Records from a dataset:
·····

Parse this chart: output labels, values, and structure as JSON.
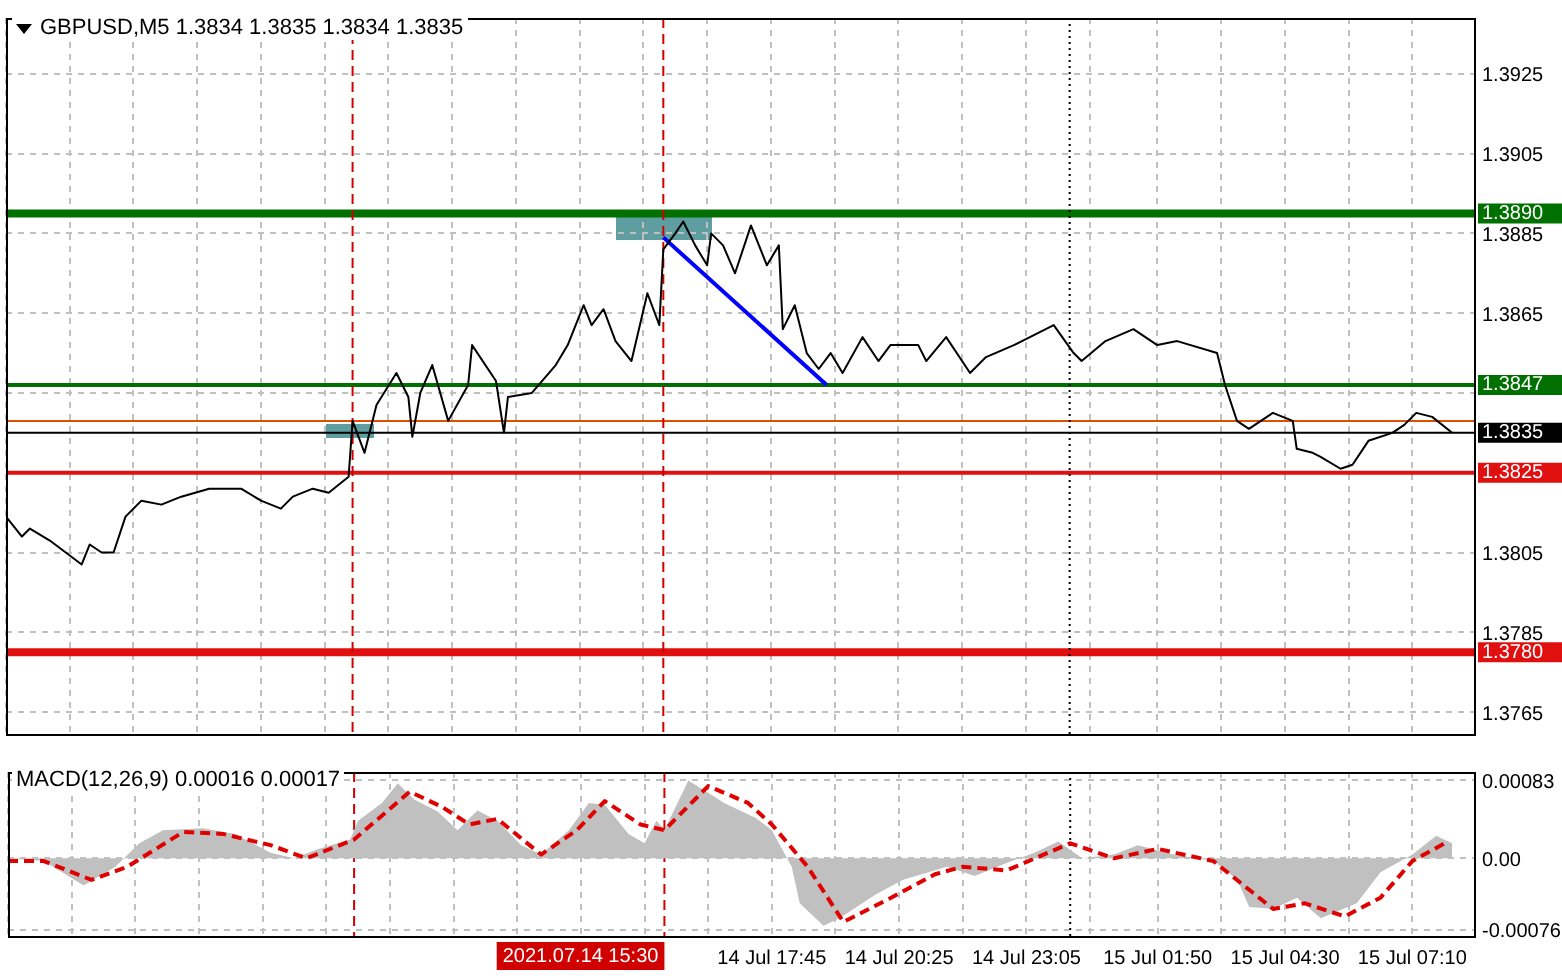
{
  "chart_data": [
    {
      "type": "line",
      "title": "GBPUSD,M5 1.3834 1.3835 1.3834 1.3835",
      "marker": "none",
      "grid": true,
      "tick_labels": "y",
      "xlim": [
        "2021-07-14T01:45",
        "2021-07-15T08:30"
      ],
      "xticks": [
        {
          "value": "2021-07-14T01:45",
          "label": null
        },
        {
          "value": "2021-07-14T03:05",
          "label": null
        },
        {
          "value": "2021-07-14T04:25",
          "label": null
        },
        {
          "value": "2021-07-14T05:45",
          "label": null
        },
        {
          "value": "2021-07-14T07:05",
          "label": null
        },
        {
          "value": "2021-07-14T08:25",
          "label": null
        },
        {
          "value": "2021-07-14T09:45",
          "label": null
        },
        {
          "value": "2021-07-14T11:05",
          "label": null
        },
        {
          "value": "2021-07-14T12:25",
          "label": null
        },
        {
          "value": "2021-07-14T13:45",
          "label": null
        },
        {
          "value": "2021-07-14T15:05",
          "label": null
        },
        {
          "value": "2021-07-14T16:25",
          "label": null
        },
        {
          "value": "2021-07-14T17:45",
          "label": null
        },
        {
          "value": "2021-07-14T19:05",
          "label": null
        },
        {
          "value": "2021-07-14T20:25",
          "label": null
        },
        {
          "value": "2021-07-14T21:45",
          "label": null
        },
        {
          "value": "2021-07-14T23:05",
          "label": null
        },
        {
          "value": "2021-07-15T00:25",
          "label": null
        },
        {
          "value": "2021-07-15T01:50",
          "label": null
        },
        {
          "value": "2021-07-15T03:10",
          "label": null
        },
        {
          "value": "2021-07-15T04:30",
          "label": null
        },
        {
          "value": "2021-07-15T05:50",
          "label": null
        },
        {
          "value": "2021-07-15T07:10",
          "label": null
        }
      ],
      "ylim": [
        1.3759,
        1.3939
      ],
      "yticks": [
        1.3765,
        1.3785,
        1.3805,
        {
          "value": 1.3845,
          "label": null
        },
        1.3865,
        1.3885,
        1.3905,
        1.3925
      ],
      "ref_lines": [
        {
          "axis": "y",
          "value": 1.389,
          "label": "1.3890",
          "color": "#007000"
        },
        {
          "axis": "y",
          "value": 1.3847,
          "label": "1.3847",
          "color": "#007000"
        },
        {
          "axis": "y",
          "value": 1.3838,
          "label": null,
          "color": "#e05000"
        },
        {
          "axis": "y",
          "value": 1.3835,
          "label": "1.3835",
          "color": "#000000"
        },
        {
          "axis": "y",
          "value": 1.3825,
          "label": "1.3825",
          "color": "#e01010"
        },
        {
          "axis": "y",
          "value": 1.378,
          "label": "1.3780",
          "color": "#e01010"
        },
        {
          "axis": "x",
          "value": "2021-07-14T09:00",
          "label": null,
          "color": "#d00000",
          "line_style": "dashed"
        },
        {
          "axis": "x",
          "value": "2021-07-14T15:30",
          "label": null,
          "color": "#d00000",
          "line_style": "dashed"
        },
        {
          "axis": "x",
          "value": "2021-07-15T00:00",
          "label": null,
          "color": "#000000",
          "line_style": "dotted"
        }
      ],
      "series": [
        {
          "color": "#000000",
          "x": [
            "2021-07-14T01:45",
            "2021-07-14T02:05",
            "2021-07-14T02:15",
            "2021-07-14T02:40",
            "2021-07-14T03:00",
            "2021-07-14T03:20",
            "2021-07-14T03:30",
            "2021-07-14T03:45",
            "2021-07-14T04:00",
            "2021-07-14T04:15",
            "2021-07-14T04:35",
            "2021-07-14T05:00",
            "2021-07-14T05:25",
            "2021-07-14T06:00",
            "2021-07-14T06:25",
            "2021-07-14T06:40",
            "2021-07-14T07:05",
            "2021-07-14T07:30",
            "2021-07-14T07:45",
            "2021-07-14T08:10",
            "2021-07-14T08:30",
            "2021-07-14T08:55",
            "2021-07-14T09:00",
            "2021-07-14T09:15",
            "2021-07-14T09:30",
            "2021-07-14T09:55",
            "2021-07-14T10:10",
            "2021-07-14T10:15",
            "2021-07-14T10:25",
            "2021-07-14T10:40",
            "2021-07-14T11:00",
            "2021-07-14T11:25",
            "2021-07-14T11:30",
            "2021-07-14T12:00",
            "2021-07-14T12:10",
            "2021-07-14T12:15",
            "2021-07-14T12:45",
            "2021-07-14T13:15",
            "2021-07-14T13:30",
            "2021-07-14T13:50",
            "2021-07-14T14:00",
            "2021-07-14T14:15",
            "2021-07-14T14:30",
            "2021-07-14T14:50",
            "2021-07-14T15:10",
            "2021-07-14T15:25",
            "2021-07-14T15:30",
            "2021-07-14T15:45",
            "2021-07-14T15:55",
            "2021-07-14T16:10",
            "2021-07-14T16:25",
            "2021-07-14T16:30",
            "2021-07-14T16:45",
            "2021-07-14T17:00",
            "2021-07-14T17:20",
            "2021-07-14T17:40",
            "2021-07-14T17:55",
            "2021-07-14T18:00",
            "2021-07-14T18:15",
            "2021-07-14T18:30",
            "2021-07-14T18:45",
            "2021-07-14T19:00",
            "2021-07-14T19:15",
            "2021-07-14T19:40",
            "2021-07-14T20:00",
            "2021-07-14T20:15",
            "2021-07-14T20:50",
            "2021-07-14T21:00",
            "2021-07-14T21:25",
            "2021-07-14T21:55",
            "2021-07-14T22:15",
            "2021-07-14T22:50",
            "2021-07-14T23:40",
            "2021-07-15T00:05",
            "2021-07-15T00:15",
            "2021-07-15T00:45",
            "2021-07-15T01:20",
            "2021-07-15T01:50",
            "2021-07-15T02:15",
            "2021-07-15T03:05",
            "2021-07-15T03:15",
            "2021-07-15T03:30",
            "2021-07-15T03:45",
            "2021-07-15T04:15",
            "2021-07-15T04:40",
            "2021-07-15T04:45",
            "2021-07-15T05:05",
            "2021-07-15T05:15",
            "2021-07-15T05:40",
            "2021-07-15T05:55",
            "2021-07-15T06:15",
            "2021-07-15T06:45",
            "2021-07-15T07:00",
            "2021-07-15T07:15",
            "2021-07-15T07:35",
            "2021-07-15T08:00"
          ],
          "values": [
            1.3814,
            1.3809,
            1.3811,
            1.3808,
            1.3805,
            1.3802,
            1.3807,
            1.3805,
            1.3805,
            1.3814,
            1.3818,
            1.3817,
            1.3819,
            1.3821,
            1.3821,
            1.3821,
            1.3818,
            1.3816,
            1.3819,
            1.3821,
            1.382,
            1.3824,
            1.3838,
            1.383,
            1.3842,
            1.385,
            1.3844,
            1.3834,
            1.3845,
            1.3852,
            1.3838,
            1.3847,
            1.3857,
            1.3848,
            1.3835,
            1.3844,
            1.3845,
            1.3852,
            1.3857,
            1.3867,
            1.3862,
            1.3866,
            1.3858,
            1.3853,
            1.387,
            1.3862,
            1.3881,
            1.3885,
            1.3888,
            1.3882,
            1.3877,
            1.3885,
            1.3882,
            1.3875,
            1.3887,
            1.3877,
            1.3882,
            1.3861,
            1.3867,
            1.3855,
            1.3851,
            1.3855,
            1.385,
            1.3859,
            1.3853,
            1.3857,
            1.3857,
            1.3853,
            1.3859,
            1.385,
            1.3854,
            1.3857,
            1.3862,
            1.3855,
            1.3853,
            1.3858,
            1.3861,
            1.3857,
            1.3858,
            1.3855,
            1.3847,
            1.3838,
            1.3836,
            1.384,
            1.3838,
            1.3831,
            1.383,
            1.3829,
            1.3826,
            1.3827,
            1.3833,
            1.3835,
            1.3837,
            1.384,
            1.3839,
            1.3835
          ]
        },
        {
          "color": "#0000ff",
          "x": [
            "2021-07-14T15:30",
            "2021-07-14T18:55"
          ],
          "values": [
            1.3884,
            1.3847
          ]
        }
      ]
    },
    {
      "type": "line",
      "title": "MACD(12,26,9) 0.00016 0.00017",
      "marker": "none",
      "grid": true,
      "xlim": [
        "2021-07-14T01:45",
        "2021-07-15T08:30"
      ],
      "xticks": [
        {
          "value": "2021-07-14T01:45",
          "label": null
        },
        {
          "value": "2021-07-14T03:05",
          "label": null
        },
        {
          "value": "2021-07-14T04:25",
          "label": null
        },
        {
          "value": "2021-07-14T05:45",
          "label": null
        },
        {
          "value": "2021-07-14T07:05",
          "label": null
        },
        {
          "value": "2021-07-14T08:25",
          "label": null
        },
        {
          "value": "2021-07-14T09:45",
          "label": null
        },
        {
          "value": "2021-07-14T11:05",
          "label": null
        },
        {
          "value": "2021-07-14T12:25",
          "label": null
        },
        {
          "value": "2021-07-14T13:45",
          "label": null
        },
        {
          "value": "2021-07-14T15:05",
          "label": null
        },
        {
          "value": "2021-07-14T16:25",
          "label": null
        },
        {
          "value": "2021-07-14T17:45",
          "label": "14 Jul 17:45"
        },
        {
          "value": "2021-07-14T19:05",
          "label": null
        },
        {
          "value": "2021-07-14T20:25",
          "label": "14 Jul 20:25"
        },
        {
          "value": "2021-07-14T21:45",
          "label": null
        },
        {
          "value": "2021-07-14T23:05",
          "label": "14 Jul 23:05"
        },
        {
          "value": "2021-07-15T00:25",
          "label": null
        },
        {
          "value": "2021-07-15T01:50",
          "label": "15 Jul 01:50"
        },
        {
          "value": "2021-07-15T03:10",
          "label": null
        },
        {
          "value": "2021-07-15T04:30",
          "label": "15 Jul 04:30"
        },
        {
          "value": "2021-07-15T05:50",
          "label": null
        },
        {
          "value": "2021-07-15T07:10",
          "label": "15 Jul 07:10"
        }
      ],
      "ylim": [
        -0.00085,
        0.00092
      ],
      "yticks": [
        -0.00076,
        {
          "value": 0,
          "label": "0.00"
        },
        0.00083
      ],
      "ref_lines": [
        {
          "axis": "x",
          "value": "2021-07-14T09:00",
          "label": null,
          "color": "#d00000",
          "line_style": "dashed"
        },
        {
          "axis": "x",
          "value": "2021-07-14T15:30",
          "label": "2021.07.14 15:30",
          "color": "#d00000",
          "line_style": "dashed"
        },
        {
          "axis": "x",
          "value": "2021-07-15T00:00",
          "label": null,
          "color": "#000000",
          "line_style": "dotted"
        }
      ],
      "series": [
        {
          "type": "area",
          "color": "#c0c0c0",
          "x": [
            "2021-07-14T01:45",
            "2021-07-14T02:30",
            "2021-07-14T03:20",
            "2021-07-14T04:00",
            "2021-07-14T04:30",
            "2021-07-14T05:00",
            "2021-07-14T05:50",
            "2021-07-14T06:30",
            "2021-07-14T07:15",
            "2021-07-14T07:45",
            "2021-07-14T08:15",
            "2021-07-14T08:55",
            "2021-07-14T09:05",
            "2021-07-14T09:35",
            "2021-07-14T09:55",
            "2021-07-14T10:15",
            "2021-07-14T10:45",
            "2021-07-14T11:10",
            "2021-07-14T11:35",
            "2021-07-14T12:00",
            "2021-07-14T12:30",
            "2021-07-14T12:55",
            "2021-07-14T13:30",
            "2021-07-14T13:55",
            "2021-07-14T14:15",
            "2021-07-14T14:45",
            "2021-07-14T15:05",
            "2021-07-14T15:20",
            "2021-07-14T15:30",
            "2021-07-14T16:00",
            "2021-07-14T16:25",
            "2021-07-14T16:45",
            "2021-07-14T17:25",
            "2021-07-14T17:45",
            "2021-07-14T18:10",
            "2021-07-14T18:20",
            "2021-07-14T18:50",
            "2021-07-14T19:10",
            "2021-07-14T19:55",
            "2021-07-14T20:30",
            "2021-07-14T21:25",
            "2021-07-14T22:00",
            "2021-07-14T22:40",
            "2021-07-14T23:15",
            "2021-07-14T23:45",
            "2021-07-15T00:15",
            "2021-07-15T00:55",
            "2021-07-15T01:25",
            "2021-07-15T02:10",
            "2021-07-15T03:00",
            "2021-07-15T03:30",
            "2021-07-15T03:45",
            "2021-07-15T04:15",
            "2021-07-15T04:45",
            "2021-07-15T05:15",
            "2021-07-15T06:00",
            "2021-07-15T06:30",
            "2021-07-15T07:10",
            "2021-07-15T07:40",
            "2021-07-15T08:00"
          ],
          "values": [
            0,
            -3e-05,
            -0.00029,
            -9e-05,
            0.00016,
            0.0003,
            0.00032,
            0.00026,
            6e-05,
            0,
            0.0001,
            0.0002,
            0.0004,
            0.00059,
            0.0008,
            0.00063,
            0.0005,
            0.0003,
            0.00051,
            0.0004,
            0.00014,
            4e-05,
            0.0003,
            0.00059,
            0.00057,
            0.00026,
            0.00016,
            0.0004,
            0.0003,
            0.00083,
            0.0007,
            0.00059,
            0.00043,
            0.0003,
            -9e-05,
            -0.00048,
            -0.00072,
            -0.00064,
            -0.00039,
            -0.00023,
            -9e-05,
            -0.00019,
            -5e-05,
            6e-05,
            0.00018,
            0,
            4e-05,
            0.00014,
            4e-05,
            -3e-05,
            -0.00023,
            -0.00052,
            -0.00054,
            -0.00042,
            -0.00064,
            -0.00048,
            -0.00015,
            4e-05,
            0.00024,
            0.00016
          ]
        },
        {
          "color": "#e00000",
          "line_style": "dashed",
          "x": [
            "2021-07-14T01:45",
            "2021-07-14T02:30",
            "2021-07-14T03:30",
            "2021-07-14T04:15",
            "2021-07-14T05:25",
            "2021-07-14T06:15",
            "2021-07-14T07:15",
            "2021-07-14T08:00",
            "2021-07-14T09:00",
            "2021-07-14T10:10",
            "2021-07-14T10:50",
            "2021-07-14T11:25",
            "2021-07-14T12:00",
            "2021-07-14T12:55",
            "2021-07-14T13:40",
            "2021-07-14T14:15",
            "2021-07-14T15:00",
            "2021-07-14T15:30",
            "2021-07-14T16:25",
            "2021-07-14T17:15",
            "2021-07-14T17:45",
            "2021-07-14T18:30",
            "2021-07-14T19:15",
            "2021-07-14T20:15",
            "2021-07-14T21:10",
            "2021-07-14T21:45",
            "2021-07-14T22:40",
            "2021-07-15T00:00",
            "2021-07-15T00:55",
            "2021-07-15T01:50",
            "2021-07-15T03:00",
            "2021-07-15T04:15",
            "2021-07-15T04:55",
            "2021-07-15T05:45",
            "2021-07-15T06:30",
            "2021-07-15T07:10",
            "2021-07-15T07:55"
          ],
          "values": [
            -3e-05,
            -3e-05,
            -0.00023,
            -9e-05,
            0.00028,
            0.00026,
            0.00014,
            0,
            0.0002,
            0.00071,
            0.00055,
            0.00036,
            0.00042,
            4e-05,
            0.0003,
            0.00061,
            0.00036,
            0.0003,
            0.00077,
            0.00059,
            0.00036,
            -9e-05,
            -0.00068,
            -0.00042,
            -0.00017,
            -9e-05,
            -0.00013,
            0.00016,
            0,
            0.0001,
            -3e-05,
            -0.00054,
            -0.00048,
            -0.00062,
            -0.00042,
            -3e-05,
            0.00018
          ]
        }
      ]
    }
  ]
}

·····

Using the entries above, tally how many lines have the word "title" in them; write the number and nothing more.

▶ _Right answer_: 2